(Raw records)

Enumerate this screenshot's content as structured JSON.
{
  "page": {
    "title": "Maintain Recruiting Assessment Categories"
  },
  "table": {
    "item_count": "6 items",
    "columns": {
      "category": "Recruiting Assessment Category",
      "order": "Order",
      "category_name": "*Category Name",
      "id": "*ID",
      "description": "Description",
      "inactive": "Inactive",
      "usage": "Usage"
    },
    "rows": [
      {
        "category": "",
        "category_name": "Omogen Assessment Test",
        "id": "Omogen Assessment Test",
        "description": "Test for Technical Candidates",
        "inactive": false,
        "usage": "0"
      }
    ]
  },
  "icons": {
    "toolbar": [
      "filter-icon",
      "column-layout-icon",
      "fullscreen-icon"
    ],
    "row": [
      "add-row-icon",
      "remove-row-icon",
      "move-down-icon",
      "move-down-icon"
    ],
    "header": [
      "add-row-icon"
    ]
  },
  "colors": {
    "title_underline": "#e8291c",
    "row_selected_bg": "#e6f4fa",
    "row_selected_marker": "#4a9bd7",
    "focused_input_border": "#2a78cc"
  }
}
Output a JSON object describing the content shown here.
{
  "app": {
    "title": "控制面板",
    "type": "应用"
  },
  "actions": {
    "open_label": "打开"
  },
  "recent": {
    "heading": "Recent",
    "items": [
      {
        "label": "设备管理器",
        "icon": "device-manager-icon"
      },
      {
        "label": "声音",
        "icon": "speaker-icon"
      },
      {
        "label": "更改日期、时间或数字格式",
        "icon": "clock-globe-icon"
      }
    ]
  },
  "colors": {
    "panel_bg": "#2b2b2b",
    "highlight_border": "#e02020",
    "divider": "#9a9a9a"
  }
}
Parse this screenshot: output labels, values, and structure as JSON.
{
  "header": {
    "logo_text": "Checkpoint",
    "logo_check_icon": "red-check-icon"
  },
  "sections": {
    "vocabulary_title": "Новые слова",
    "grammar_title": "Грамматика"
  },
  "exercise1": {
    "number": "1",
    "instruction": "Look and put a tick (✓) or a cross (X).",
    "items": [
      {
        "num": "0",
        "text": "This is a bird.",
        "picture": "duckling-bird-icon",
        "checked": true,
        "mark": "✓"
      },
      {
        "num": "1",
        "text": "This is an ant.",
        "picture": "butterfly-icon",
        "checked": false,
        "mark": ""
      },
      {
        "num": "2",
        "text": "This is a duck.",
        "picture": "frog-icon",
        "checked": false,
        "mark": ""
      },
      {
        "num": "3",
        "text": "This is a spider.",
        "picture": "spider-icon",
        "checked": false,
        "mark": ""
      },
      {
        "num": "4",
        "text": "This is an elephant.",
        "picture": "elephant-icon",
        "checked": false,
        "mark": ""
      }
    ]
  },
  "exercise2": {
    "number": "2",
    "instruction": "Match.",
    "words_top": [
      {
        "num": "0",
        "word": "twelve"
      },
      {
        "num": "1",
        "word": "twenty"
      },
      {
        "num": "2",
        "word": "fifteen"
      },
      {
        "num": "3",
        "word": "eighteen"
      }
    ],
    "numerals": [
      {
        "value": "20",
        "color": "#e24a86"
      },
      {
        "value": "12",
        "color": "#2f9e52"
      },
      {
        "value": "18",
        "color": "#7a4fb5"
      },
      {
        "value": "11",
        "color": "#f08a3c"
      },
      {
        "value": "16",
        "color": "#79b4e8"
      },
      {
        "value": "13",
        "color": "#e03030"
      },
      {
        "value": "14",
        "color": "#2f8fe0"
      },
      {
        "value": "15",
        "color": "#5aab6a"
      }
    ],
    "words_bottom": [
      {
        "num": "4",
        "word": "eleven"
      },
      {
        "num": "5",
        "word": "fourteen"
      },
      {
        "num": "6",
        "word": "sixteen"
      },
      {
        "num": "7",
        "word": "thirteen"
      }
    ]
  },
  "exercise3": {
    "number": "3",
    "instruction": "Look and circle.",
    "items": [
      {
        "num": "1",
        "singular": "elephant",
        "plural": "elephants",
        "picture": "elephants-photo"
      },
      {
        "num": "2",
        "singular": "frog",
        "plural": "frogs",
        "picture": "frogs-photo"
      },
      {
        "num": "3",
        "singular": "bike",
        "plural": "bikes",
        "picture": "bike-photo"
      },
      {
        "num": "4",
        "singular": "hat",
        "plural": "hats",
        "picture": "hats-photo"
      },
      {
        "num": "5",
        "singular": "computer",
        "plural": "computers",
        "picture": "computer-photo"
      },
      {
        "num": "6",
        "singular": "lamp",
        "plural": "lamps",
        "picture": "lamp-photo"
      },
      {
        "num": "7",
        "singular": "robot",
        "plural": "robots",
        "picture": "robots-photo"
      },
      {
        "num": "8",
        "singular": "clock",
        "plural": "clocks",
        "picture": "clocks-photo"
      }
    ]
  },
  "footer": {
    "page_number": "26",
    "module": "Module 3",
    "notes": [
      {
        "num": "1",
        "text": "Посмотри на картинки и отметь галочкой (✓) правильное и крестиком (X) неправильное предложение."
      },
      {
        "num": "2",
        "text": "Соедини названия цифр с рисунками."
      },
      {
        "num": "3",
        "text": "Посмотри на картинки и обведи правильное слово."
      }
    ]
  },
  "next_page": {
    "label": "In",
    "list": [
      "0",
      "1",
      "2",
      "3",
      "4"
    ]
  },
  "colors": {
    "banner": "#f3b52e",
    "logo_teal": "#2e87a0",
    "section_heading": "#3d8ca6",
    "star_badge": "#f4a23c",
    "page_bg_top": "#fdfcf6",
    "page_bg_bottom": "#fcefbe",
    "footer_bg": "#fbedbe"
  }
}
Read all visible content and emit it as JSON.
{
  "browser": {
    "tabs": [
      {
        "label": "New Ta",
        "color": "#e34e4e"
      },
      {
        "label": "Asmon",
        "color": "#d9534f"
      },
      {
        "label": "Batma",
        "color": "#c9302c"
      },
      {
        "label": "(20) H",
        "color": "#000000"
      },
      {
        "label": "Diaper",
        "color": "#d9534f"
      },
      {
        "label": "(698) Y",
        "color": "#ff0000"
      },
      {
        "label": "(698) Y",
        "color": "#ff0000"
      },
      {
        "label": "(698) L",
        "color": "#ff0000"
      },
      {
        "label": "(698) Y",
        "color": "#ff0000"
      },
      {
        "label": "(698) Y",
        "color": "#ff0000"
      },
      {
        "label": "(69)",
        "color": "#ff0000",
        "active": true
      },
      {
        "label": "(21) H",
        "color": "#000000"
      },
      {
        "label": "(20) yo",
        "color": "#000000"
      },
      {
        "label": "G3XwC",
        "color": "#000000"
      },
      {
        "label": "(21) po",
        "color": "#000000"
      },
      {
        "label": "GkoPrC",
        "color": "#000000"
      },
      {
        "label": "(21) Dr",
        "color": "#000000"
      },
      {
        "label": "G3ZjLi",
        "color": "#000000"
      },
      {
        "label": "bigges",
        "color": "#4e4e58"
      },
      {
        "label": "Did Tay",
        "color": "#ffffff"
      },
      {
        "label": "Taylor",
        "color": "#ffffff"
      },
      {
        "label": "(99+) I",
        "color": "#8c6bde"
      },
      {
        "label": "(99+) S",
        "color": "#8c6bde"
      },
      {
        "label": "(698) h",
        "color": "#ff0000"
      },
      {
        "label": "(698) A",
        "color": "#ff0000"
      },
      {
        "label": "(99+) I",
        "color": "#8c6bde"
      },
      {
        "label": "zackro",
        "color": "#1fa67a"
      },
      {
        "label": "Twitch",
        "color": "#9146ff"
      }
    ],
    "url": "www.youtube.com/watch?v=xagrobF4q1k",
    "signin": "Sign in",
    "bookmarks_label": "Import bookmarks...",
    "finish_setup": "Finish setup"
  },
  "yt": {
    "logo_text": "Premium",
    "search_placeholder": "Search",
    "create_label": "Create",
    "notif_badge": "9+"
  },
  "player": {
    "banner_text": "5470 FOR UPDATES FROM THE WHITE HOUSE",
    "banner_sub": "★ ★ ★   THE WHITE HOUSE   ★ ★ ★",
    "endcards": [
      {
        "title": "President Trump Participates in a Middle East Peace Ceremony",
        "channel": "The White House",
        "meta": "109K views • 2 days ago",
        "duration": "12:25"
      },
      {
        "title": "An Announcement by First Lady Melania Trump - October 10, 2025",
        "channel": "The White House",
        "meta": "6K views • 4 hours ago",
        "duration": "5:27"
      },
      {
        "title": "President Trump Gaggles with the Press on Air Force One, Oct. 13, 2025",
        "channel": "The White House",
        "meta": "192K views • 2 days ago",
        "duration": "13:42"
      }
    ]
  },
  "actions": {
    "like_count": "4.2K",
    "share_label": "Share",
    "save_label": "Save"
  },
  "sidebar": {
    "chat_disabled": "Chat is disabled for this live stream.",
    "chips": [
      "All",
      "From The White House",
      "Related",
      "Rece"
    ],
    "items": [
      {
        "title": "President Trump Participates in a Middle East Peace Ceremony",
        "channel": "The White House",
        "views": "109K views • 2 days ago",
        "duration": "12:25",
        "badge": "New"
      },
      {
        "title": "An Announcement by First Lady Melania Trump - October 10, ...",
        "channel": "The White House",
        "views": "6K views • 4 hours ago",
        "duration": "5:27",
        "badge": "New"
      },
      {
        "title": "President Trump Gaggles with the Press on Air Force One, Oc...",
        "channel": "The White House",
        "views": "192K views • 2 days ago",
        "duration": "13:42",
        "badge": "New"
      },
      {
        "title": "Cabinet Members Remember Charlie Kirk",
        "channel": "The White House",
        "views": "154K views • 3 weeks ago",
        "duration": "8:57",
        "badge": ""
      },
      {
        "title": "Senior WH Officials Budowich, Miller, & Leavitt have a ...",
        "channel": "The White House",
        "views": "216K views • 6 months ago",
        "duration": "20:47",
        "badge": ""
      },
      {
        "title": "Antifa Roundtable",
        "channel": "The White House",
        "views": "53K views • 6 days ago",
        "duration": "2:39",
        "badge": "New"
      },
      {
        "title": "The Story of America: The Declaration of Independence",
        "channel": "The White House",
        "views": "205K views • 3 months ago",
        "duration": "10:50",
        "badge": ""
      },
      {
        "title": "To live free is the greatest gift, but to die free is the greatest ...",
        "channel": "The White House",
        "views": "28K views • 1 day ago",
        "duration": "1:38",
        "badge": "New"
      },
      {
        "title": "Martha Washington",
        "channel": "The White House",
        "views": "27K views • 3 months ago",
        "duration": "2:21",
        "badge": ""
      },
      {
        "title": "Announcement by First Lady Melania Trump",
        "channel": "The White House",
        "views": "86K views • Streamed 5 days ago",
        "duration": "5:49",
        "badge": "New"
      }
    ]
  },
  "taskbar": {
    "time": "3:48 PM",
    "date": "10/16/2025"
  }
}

#### [Direction]
Give the number of lines in the records that contain the string "live", and nothing besides.

#### [Solution]
2